• **Directive**
Set down every record once more, exactly as given.

[Dataset records]
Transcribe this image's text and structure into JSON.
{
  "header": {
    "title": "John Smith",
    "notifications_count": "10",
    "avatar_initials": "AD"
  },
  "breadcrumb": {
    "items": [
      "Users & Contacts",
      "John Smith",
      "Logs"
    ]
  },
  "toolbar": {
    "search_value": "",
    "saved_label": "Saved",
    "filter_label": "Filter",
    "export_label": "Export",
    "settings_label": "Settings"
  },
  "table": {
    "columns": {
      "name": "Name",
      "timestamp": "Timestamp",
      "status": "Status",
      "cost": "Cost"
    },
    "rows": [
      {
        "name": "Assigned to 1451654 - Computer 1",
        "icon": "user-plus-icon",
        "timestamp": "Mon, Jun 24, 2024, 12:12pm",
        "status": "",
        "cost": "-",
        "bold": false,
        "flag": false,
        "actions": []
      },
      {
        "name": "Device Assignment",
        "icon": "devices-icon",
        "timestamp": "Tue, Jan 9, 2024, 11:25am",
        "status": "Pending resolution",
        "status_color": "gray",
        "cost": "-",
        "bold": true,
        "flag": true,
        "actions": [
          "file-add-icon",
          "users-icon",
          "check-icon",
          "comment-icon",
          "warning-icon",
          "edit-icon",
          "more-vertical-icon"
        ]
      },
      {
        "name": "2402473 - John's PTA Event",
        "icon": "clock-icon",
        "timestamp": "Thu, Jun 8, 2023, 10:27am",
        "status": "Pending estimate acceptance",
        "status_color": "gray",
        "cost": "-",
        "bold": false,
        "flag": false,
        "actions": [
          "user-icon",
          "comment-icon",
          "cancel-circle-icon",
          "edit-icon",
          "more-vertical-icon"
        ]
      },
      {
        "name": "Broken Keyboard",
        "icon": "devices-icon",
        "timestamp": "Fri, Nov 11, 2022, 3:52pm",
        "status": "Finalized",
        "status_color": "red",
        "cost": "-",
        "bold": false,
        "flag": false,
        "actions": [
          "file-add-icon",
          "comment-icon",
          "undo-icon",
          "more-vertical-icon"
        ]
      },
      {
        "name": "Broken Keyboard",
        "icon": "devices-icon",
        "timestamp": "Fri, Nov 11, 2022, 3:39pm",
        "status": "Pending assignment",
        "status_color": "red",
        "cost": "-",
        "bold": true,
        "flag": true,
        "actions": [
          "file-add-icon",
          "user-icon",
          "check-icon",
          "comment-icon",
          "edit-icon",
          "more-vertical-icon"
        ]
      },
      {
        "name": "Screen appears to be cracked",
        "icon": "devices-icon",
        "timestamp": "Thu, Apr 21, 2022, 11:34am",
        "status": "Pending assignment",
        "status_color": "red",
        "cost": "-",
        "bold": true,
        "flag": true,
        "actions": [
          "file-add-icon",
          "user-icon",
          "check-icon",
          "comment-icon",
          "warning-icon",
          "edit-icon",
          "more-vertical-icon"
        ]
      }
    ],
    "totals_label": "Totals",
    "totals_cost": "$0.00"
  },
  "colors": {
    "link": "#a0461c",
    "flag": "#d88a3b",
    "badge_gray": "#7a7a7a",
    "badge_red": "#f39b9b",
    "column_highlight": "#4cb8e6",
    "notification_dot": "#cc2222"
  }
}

• **Task result**
Transcribe this image's text and structure into JSON.
{
  "header": {
    "title": "John Smith",
    "notifications_count": "10",
    "avatar_initials": "AD"
  },
  "breadcrumb": {
    "items": [
      "Users & Contacts",
      "John Smith",
      "Logs"
    ]
  },
  "toolbar": {
    "search_value": "",
    "saved_label": "Saved",
    "filter_label": "Filter",
    "export_label": "Export",
    "settings_label": "Settings"
  },
  "table": {
    "columns": {
      "name": "Name",
      "timestamp": "Timestamp",
      "status": "Status",
      "cost": "Cost"
    },
    "rows": [
      {
        "name": "Assigned to 1451654 - Computer 1",
        "icon": "user-plus-icon",
        "timestamp": "Mon, Jun 24, 2024, 12:12pm",
        "status": "",
        "cost": "-",
        "bold": false,
        "flag": false,
        "actions": []
      },
      {
        "name": "Device Assignment",
        "icon": "devices-icon",
        "timestamp": "Tue, Jan 9, 2024, 11:25am",
        "status": "Pending resolution",
        "status_color": "gray",
        "cost": "-",
        "bold": true,
        "flag": true,
        "actions": [
          "file-add-icon",
          "users-icon",
          "check-icon",
          "comment-icon",
          "warning-icon",
          "edit-icon",
          "more-vertical-icon"
        ]
      },
      {
        "name": "2402473 - John's PTA Event",
        "icon": "clock-icon",
        "timestamp": "Thu, Jun 8, 2023, 10:27am",
        "status": "Pending estimate acceptance",
        "status_color": "gray",
        "cost": "-",
        "bold": false,
        "flag": false,
        "actions": [
          "user-icon",
          "comment-icon",
          "cancel-circle-icon",
          "edit-icon",
          "more-vertical-icon"
        ]
      },
      {
        "name": "Broken Keyboard",
        "icon": "devices-icon",
        "timestamp": "Fri, Nov 11, 2022, 3:52pm",
        "status": "Finalized",
        "status_color": "red",
        "cost": "-",
        "bold": false,
        "flag": false,
        "actions": [
          "file-add-icon",
          "comment-icon",
          "undo-icon",
          "more-vertical-icon"
        ]
      },
      {
        "name": "Broken Keyboard",
        "icon": "devices-icon",
        "timestamp": "Fri, Nov 11, 2022, 3:39pm",
        "status": "Pending assignment",
        "status_color": "red",
        "cost": "-",
        "bold": true,
        "flag": true,
        "actions": [
          "file-add-icon",
          "user-icon",
          "check-icon",
          "comment-icon",
          "edit-icon",
          "more-vertical-icon"
        ]
      },
      {
        "name": "Screen appears to be cracked",
        "icon": "devices-icon",
        "timestamp": "Thu, Apr 21, 2022, 11:34am",
        "status": "Pending assignment",
        "status_color": "red",
        "cost": "-",
        "bold": true,
        "flag": true,
        "actions": [
          "file-add-icon",
          "user-icon",
          "check-icon",
          "comment-icon",
          "warning-icon",
          "edit-icon",
          "more-vertical-icon"
        ]
      }
    ],
    "totals_label": "Totals",
    "totals_cost": "$0.00"
  },
  "colors": {
    "link": "#a0461c",
    "flag": "#d88a3b",
    "badge_gray": "#7a7a7a",
    "badge_red": "#f39b9b",
    "column_highlight": "#4cb8e6",
    "notification_dot": "#cc2222"
  }
}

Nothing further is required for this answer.